Aim of the task :: Scan the material below for "genau", then return each line that contains it.

Provided entries section start

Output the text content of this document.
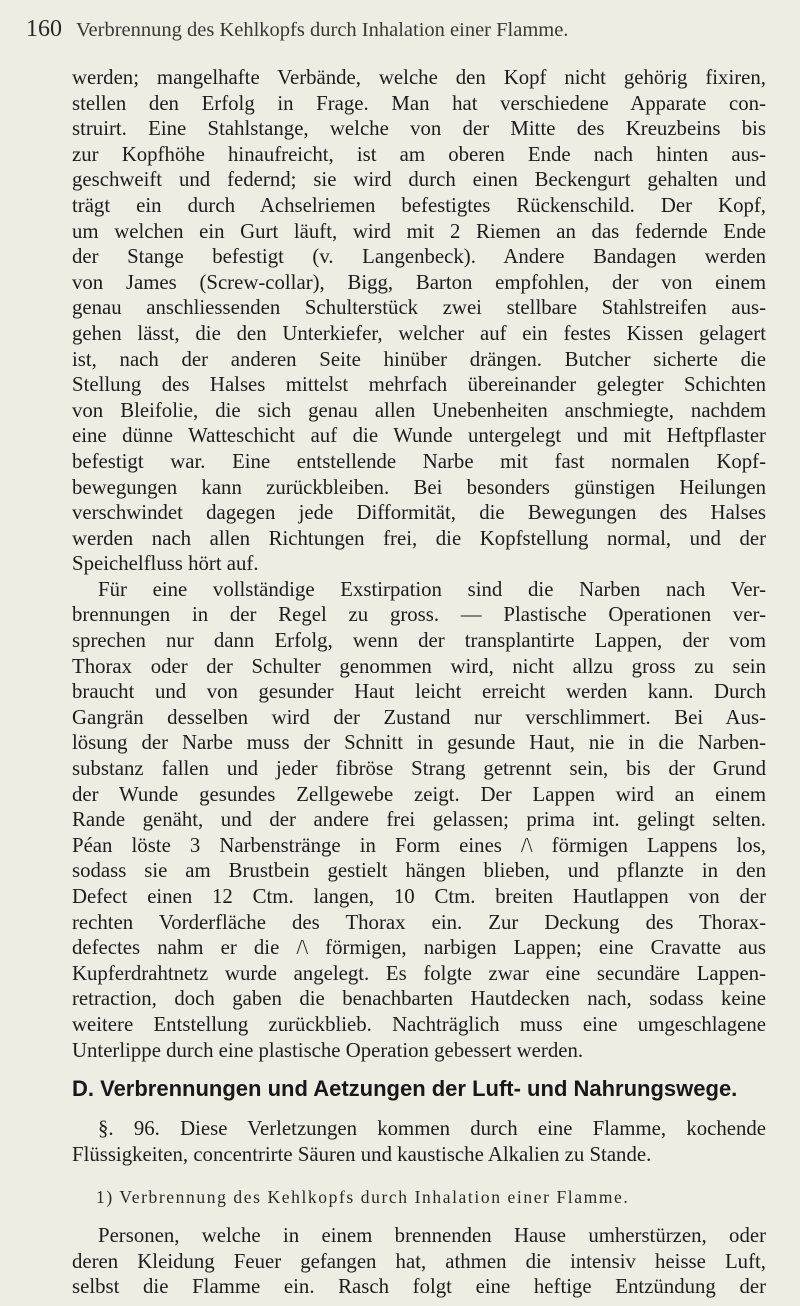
160 Verbrennung des Kehlkopfs durch Inhalation einer Flamme.
werden; mangelhafte Verbände, welche den Kopf nicht gehörig fixiren,
stellen den Erfolg in Frage. Man hat verschiedene Apparate con-
struirt. Eine Stahlstange, welche von der Mitte des Kreuzbeins bis
zur Kopfhöhe hinaufreicht, ist am oberen Ende nach hinten aus-
geschweift und federnd; sie wird durch einen Beckengurt gehalten und
trägt ein durch Achselriemen befestigtes Rückenschild. Der Kopf,
um welchen ein Gurt läuft, wird mit 2 Riemen an das federnde Ende
der Stange befestigt (v. Langenbeck). Andere Bandagen werden
von James (Screw-collar), Bigg, Barton empfohlen, der von einem
genau anschliessenden Schulterstück zwei stellbare Stahlstreifen aus-
gehen lässt, die den Unterkiefer, welcher auf ein festes Kissen gelagert
ist, nach der anderen Seite hinüber drängen. Butcher sicherte die
Stellung des Halses mittelst mehrfach übereinander gelegter Schichten
von Bleifolie, die sich genau allen Unebenheiten anschmiegte, nachdem
eine dünne Watteschicht auf die Wunde untergelegt und mit Heftpflaster
befestigt war. Eine entstellende Narbe mit fast normalen Kopf-
bewegungen kann zurückbleiben. Bei besonders günstigen Heilungen
verschwindet dagegen jede Difformität, die Bewegungen des Halses
werden nach allen Richtungen frei, die Kopfstellung normal, und der
Speichelfluss hört auf.
Für eine vollständige Exstirpation sind die Narben nach Ver-
brennungen in der Regel zu gross. — Plastische Operationen ver-
sprechen nur dann Erfolg, wenn der transplantirte Lappen, der vom
Thorax oder der Schulter genommen wird, nicht allzu gross zu sein
braucht und von gesunder Haut leicht erreicht werden kann. Durch
Gangrän desselben wird der Zustand nur verschlimmert. Bei Aus-
lösung der Narbe muss der Schnitt in gesunde Haut, nie in die Narben-
substanz fallen und jeder fibröse Strang getrennt sein, bis der Grund
der Wunde gesundes Zellgewebe zeigt. Der Lappen wird an einem
Rande genäht, und der andere frei gelassen; prima int. gelingt selten.
Péan löste 3 Narbenstränge in Form eines /\ förmigen Lappens los,
sodass sie am Brustbein gestielt hängen blieben, und pflanzte in den
Defect einen 12 Ctm. langen, 10 Ctm. breiten Hautlappen von der
rechten Vorderfläche des Thorax ein. Zur Deckung des Thorax-
defectes nahm er die /\ förmigen, narbigen Lappen; eine Cravatte aus
Kupferdrahtnetz wurde angelegt. Es folgte zwar eine secundäre Lappen-
retraction, doch gaben die benachbarten Hautdecken nach, sodass keine
weitere Entstellung zurückblieb. Nachträglich muss eine umgeschlagene
Unterlippe durch eine plastische Operation gebessert werden.
D. Verbrennungen und Aetzungen der Luft- und Nahrungswege.
§. 96. Diese Verletzungen kommen durch eine Flamme, kochende
Flüssigkeiten, concentrirte Säuren und kaustische Alkalien zu Stande.
1) Verbrennung des Kehlkopfs durch Inhalation einer Flamme.
Personen, welche in einem brennenden Hause umherstürzen, oder
deren Kleidung Feuer gefangen hat, athmen die intensiv heisse Luft,
selbst die Flamme ein. Rasch folgt eine heftige Entzündung der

Provided entries section end

Output for this task ::
genau anschliessenden Schulterstück zwei stellbare Stahlstreifen aus-
von Bleifolie, die sich genau allen Unebenheiten anschmiegte, nachdem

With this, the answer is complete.